### YOUR OBJECTIVE:
A verbatim copy of the records is required, with all pictures left out.

-- start of SOURCE MATERIAL --

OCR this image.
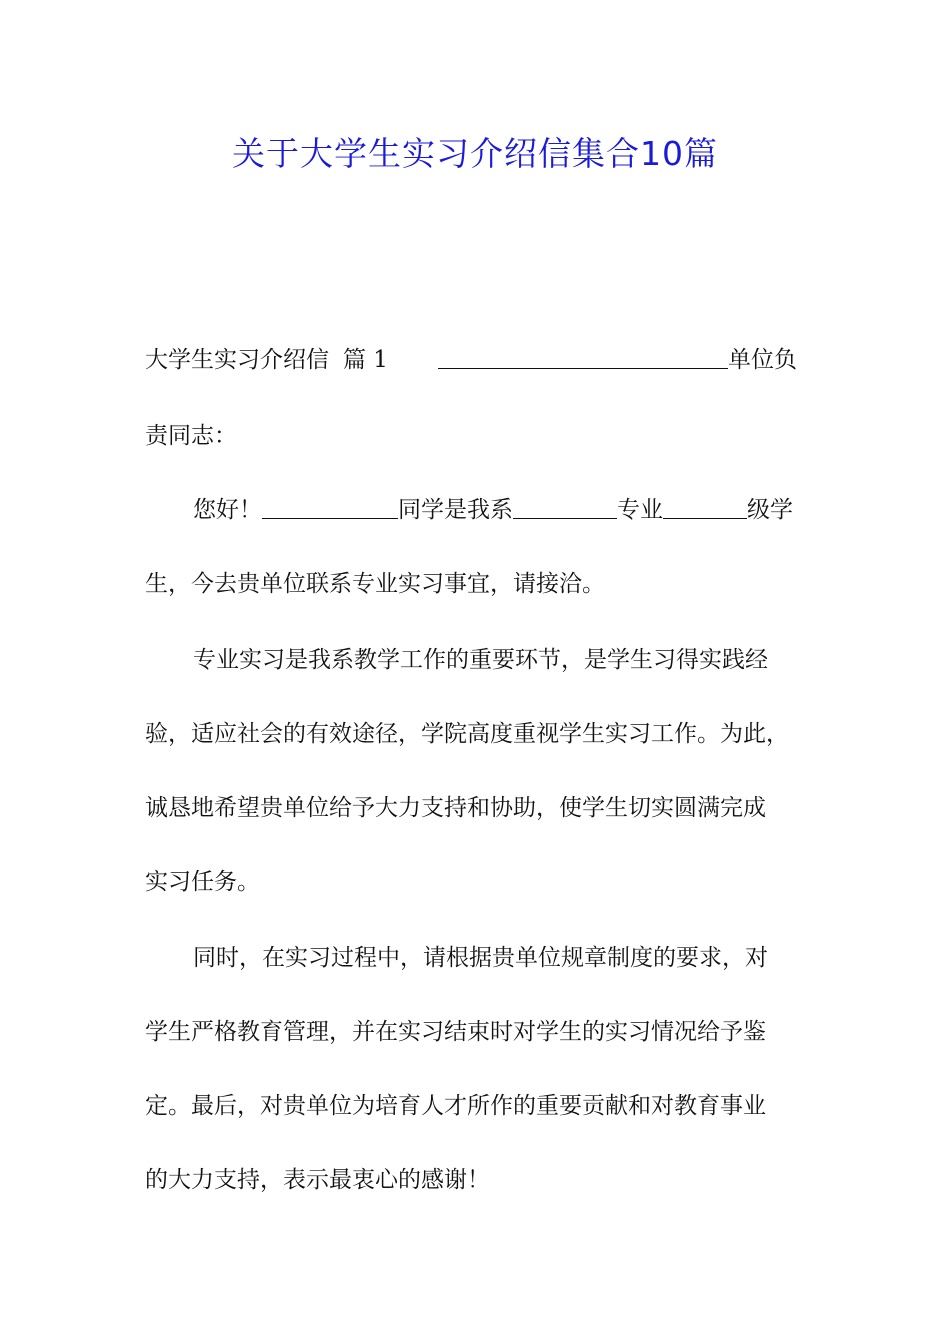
关于大学生实习介绍信集合10篇
大学生实习介绍信 篇 1	单位负
责同志：
您好！	同学是我系	专业	级学
生，今去贵单位联系专业实习事宜，请接洽。
专业实习是我系教学工作的重要环节，是学生习得实践经
验，适应社会的有效途径，学院高度重视学生实习工作。为此，
诚恳地希望贵单位给予大力支持和协助，使学生切实圆满完成
实习任务。
同时，在实习过程中，请根据贵单位规章制度的要求，对
学生严格教育管理，并在实习结束时对学生的实习情况给予鉴
定。最后，对贵单位为培育人才所作的重要贡献和对教育事业
的大力支持，表示最衷心的感谢！
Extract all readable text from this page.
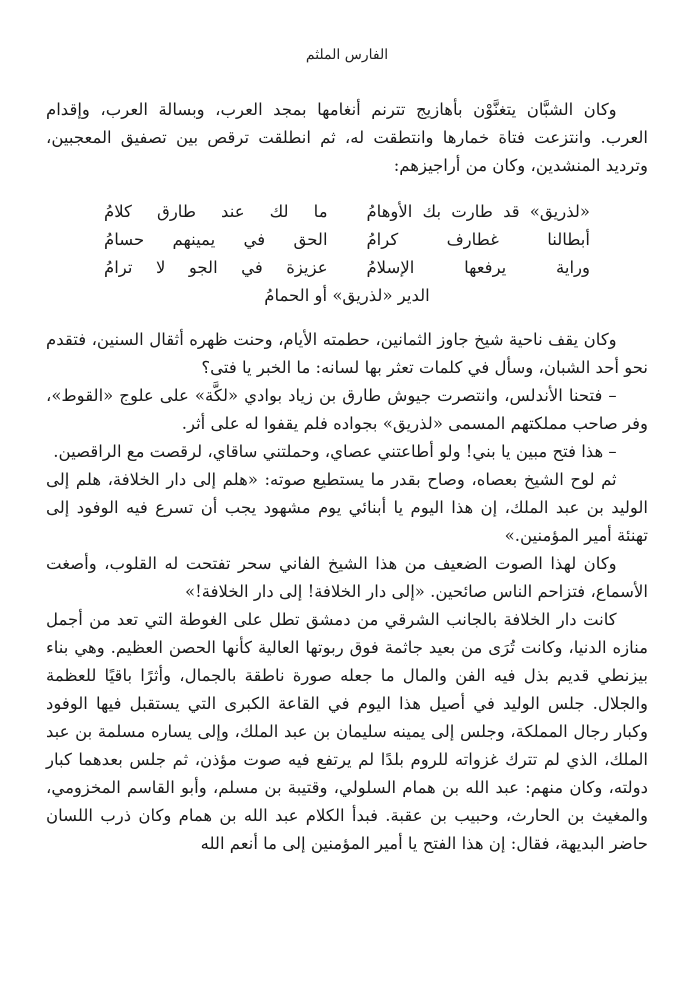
الفارس الملثم

وكان الشبَّان يتغنَّوْن بأهازيج تترنم أنغامها بمجد العرب، وبسالة العرب، وإقدام العرب. وانتزعت فتاة خمارها وانتطقت له، ثم انطلقت ترقص بين تصفيق المعجبين، وترديد المنشدين، وكان من أراجيزهم:

«لذريق» قد طارت بك الأوهامُ
ما لك عند طارق كلامُ
أبطالنا غطارف كرامُ
الحق في يمينهم حسامُ
وراية يرفعها الإسلامُ
عزيزة في الجو لا ترامُ
الدير «لذريق» أو الحمامُ

وكان يقف ناحية شيخ جاوز الثمانين، حطمته الأيام، وحنت ظهره أثقال السنين، فتقدم نحو أحد الشبان، وسأل في كلمات تعثر بها لسانه: ما الخبر يا فتى؟

– فتحنا الأندلس، وانتصرت جيوش طارق بن زياد بوادي «لكَّة» على علوج «القوط»، وفر صاحب مملكتهم المسمى «لذريق» بجواده فلم يقفوا له على أثر.

– هذا فتح مبين يا بني! ولو أطاعتني عصاي، وحملتني ساقاي، لرقصت مع الراقصين.

ثم لوح الشيخ بعصاه، وصاح بقدر ما يستطيع صوته: «هلم إلى دار الخلافة، هلم إلى الوليد بن عبد الملك، إن هذا اليوم يا أبنائي يوم مشهود يجب أن تسرع فيه الوفود إلى تهنئة أمير المؤمنين.»

وكان لهذا الصوت الضعيف من هذا الشيخ الفاني سحر تفتحت له القلوب، وأصغت الأسماع، فتزاحم الناس صائحين. «إلى دار الخلافة! إلى دار الخلافة!»

كانت دار الخلافة بالجانب الشرقي من دمشق تطل على الغوطة التي تعد من أجمل منازه الدنيا، وكانت تُرَى من بعيد جاثمة فوق ربوتها العالية كأنها الحصن العظيم. وهي بناء بيزنطي قديم بذل فيه الفن والمال ما جعله صورة ناطقة بالجمال، وأثرًا باقيًا للعظمة والجلال. جلس الوليد في أصيل هذا اليوم في القاعة الكبرى التي يستقبل فيها الوفود وكبار رجال المملكة، وجلس إلى يمينه سليمان بن عبد الملك، وإلى يساره مسلمة بن عبد الملك، الذي لم تترك غزواته للروم بلدًا لم يرتفع فيه صوت مؤذن، ثم جلس بعدهما كبار دولته، وكان منهم: عبد الله بن همام السلولي، وقتيبة بن مسلم، وأبو القاسم المخزومي، والمغيث بن الحارث، وحبيب بن عقبة. فبدأ الكلام عبد الله بن همام وكان ذرب اللسان حاضر البديهة، فقال: إن هذا الفتح يا أمير المؤمنين إلى ما أنعم الله
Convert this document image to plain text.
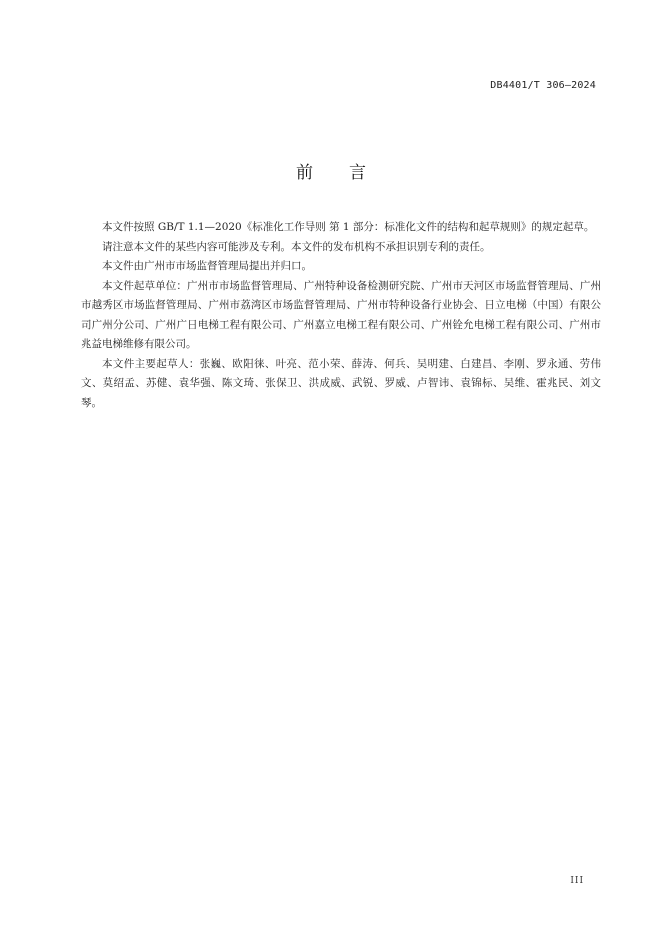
DB4401/T 306—2024
前言

本文件按照 GB/T 1.1—2020《标准化工作导则 第 1 部分：标准化文件的结构和起草规则》的规定起草。

请注意本文件的某些内容可能涉及专利。本文件的发布机构不承担识别专利的责任。

本文件由广州市市场监督管理局提出并归口。

本文件起草单位：广州市市场监督管理局、广州特种设备检测研究院、广州市天河区市场监督管理局、广州市越秀区市场监督管理局、广州市荔湾区市场监督管理局、广州市特种设备行业协会、日立电梯（中国）有限公司广州分公司、广州广日电梯工程有限公司、广州嘉立电梯工程有限公司、广州铨允电梯工程有限公司、广州市兆益电梯维修有限公司。

本文件主要起草人：张巍、欧阳徕、叶亮、范小荣、薛涛、何兵、吴明建、白建昌、李刚、罗永通、劳伟文、莫绍孟、苏健、袁华强、陈文琦、张保卫、洪成威、武锐、罗威、卢智讳、袁锦标、吴维、霍兆民、刘文琴。

III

-- end of SOURCE MATERIAL --

### OUTPUT OF THE EXERCISE:
OCR this image.
关于大学生实习介绍信集合10篇
大学生实习介绍信 篇 1	单位负
责同志：
您好！	同学是我系	专业	级学
生，今去贵单位联系专业实习事宜，请接洽。
专业实习是我系教学工作的重要环节，是学生习得实践经
验，适应社会的有效途径，学院高度重视学生实习工作。为此，
诚恳地希望贵单位给予大力支持和协助，使学生切实圆满完成
实习任务。
同时，在实习过程中，请根据贵单位规章制度的要求，对
学生严格教育管理，并在实习结束时对学生的实习情况给予鉴
定。最后，对贵单位为培育人才所作的重要贡献和对教育事业
的大力支持，表示最衷心的感谢！
Extract all readable text from this page.
الفارس الملثم

وكان الشبَّان يتغنَّوْن بأهازيج تترنم أنغامها بمجد العرب، وبسالة العرب، وإقدام العرب. وانتزعت فتاة خمارها وانتطقت له، ثم انطلقت ترقص بين تصفيق المعجبين، وترديد المنشدين، وكان من أراجيزهم:

«لذريق» قد طارت بك الأوهامُ
ما لك عند طارق كلامُ
أبطالنا غطارف كرامُ
الحق في يمينهم حسامُ
وراية يرفعها الإسلامُ
عزيزة في الجو لا ترامُ
الدير «لذريق» أو الحمامُ

وكان يقف ناحية شيخ جاوز الثمانين، حطمته الأيام، وحنت ظهره أثقال السنين، فتقدم نحو أحد الشبان، وسأل في كلمات تعثر بها لسانه: ما الخبر يا فتى؟

– فتحنا الأندلس، وانتصرت جيوش طارق بن زياد بوادي «لكَّة» على علوج «القوط»، وفر صاحب مملكتهم المسمى «لذريق» بجواده فلم يقفوا له على أثر.

– هذا فتح مبين يا بني! ولو أطاعتني عصاي، وحملتني ساقاي، لرقصت مع الراقصين.

ثم لوح الشيخ بعصاه، وصاح بقدر ما يستطيع صوته: «هلم إلى دار الخلافة، هلم إلى الوليد بن عبد الملك، إن هذا اليوم يا أبنائي يوم مشهود يجب أن تسرع فيه الوفود إلى تهنئة أمير المؤمنين.»

وكان لهذا الصوت الضعيف من هذا الشيخ الفاني سحر تفتحت له القلوب، وأصغت الأسماع، فتزاحم الناس صائحين. «إلى دار الخلافة! إلى دار الخلافة!»

كانت دار الخلافة بالجانب الشرقي من دمشق تطل على الغوطة التي تعد من أجمل منازه الدنيا، وكانت تُرَى من بعيد جاثمة فوق ربوتها العالية كأنها الحصن العظيم. وهي بناء بيزنطي قديم بذل فيه الفن والمال ما جعله صورة ناطقة بالجمال، وأثرًا باقيًا للعظمة والجلال. جلس الوليد في أصيل هذا اليوم في القاعة الكبرى التي يستقبل فيها الوفود وكبار رجال المملكة، وجلس إلى يمينه سليمان بن عبد الملك، وإلى يساره مسلمة بن عبد الملك، الذي لم تترك غزواته للروم بلدًا لم يرتفع فيه صوت مؤذن، ثم جلس بعدهما كبار دولته، وكان منهم: عبد الله بن همام السلولي، وقتيبة بن مسلم، وأبو القاسم المخزومي، والمغيث بن الحارث، وحبيب بن عقبة. فبدأ الكلام عبد الله بن همام وكان ذرب اللسان حاضر البديهة، فقال: إن هذا الفتح يا أمير المؤمنين إلى ما أنعم الله
Convert this document image to plain text.
DB4401/T 306—2024
前言

本文件按照 GB/T 1.1—2020《标准化工作导则 第 1 部分：标准化文件的结构和起草规则》的规定起草。

请注意本文件的某些内容可能涉及专利。本文件的发布机构不承担识别专利的责任。

本文件由广州市市场监督管理局提出并归口。

本文件起草单位：广州市市场监督管理局、广州特种设备检测研究院、广州市天河区市场监督管理局、广州市越秀区市场监督管理局、广州市荔湾区市场监督管理局、广州市特种设备行业协会、日立电梯（中国）有限公司广州分公司、广州广日电梯工程有限公司、广州嘉立电梯工程有限公司、广州铨允电梯工程有限公司、广州市兆益电梯维修有限公司。

本文件主要起草人：张巍、欧阳徕、叶亮、范小荣、薛涛、何兵、吴明建、白建昌、李刚、罗永通、劳伟文、莫绍孟、苏健、袁华强、陈文琦、张保卫、洪成威、武锐、罗威、卢智讳、袁锦标、吴维、霍兆民、刘文琴。

III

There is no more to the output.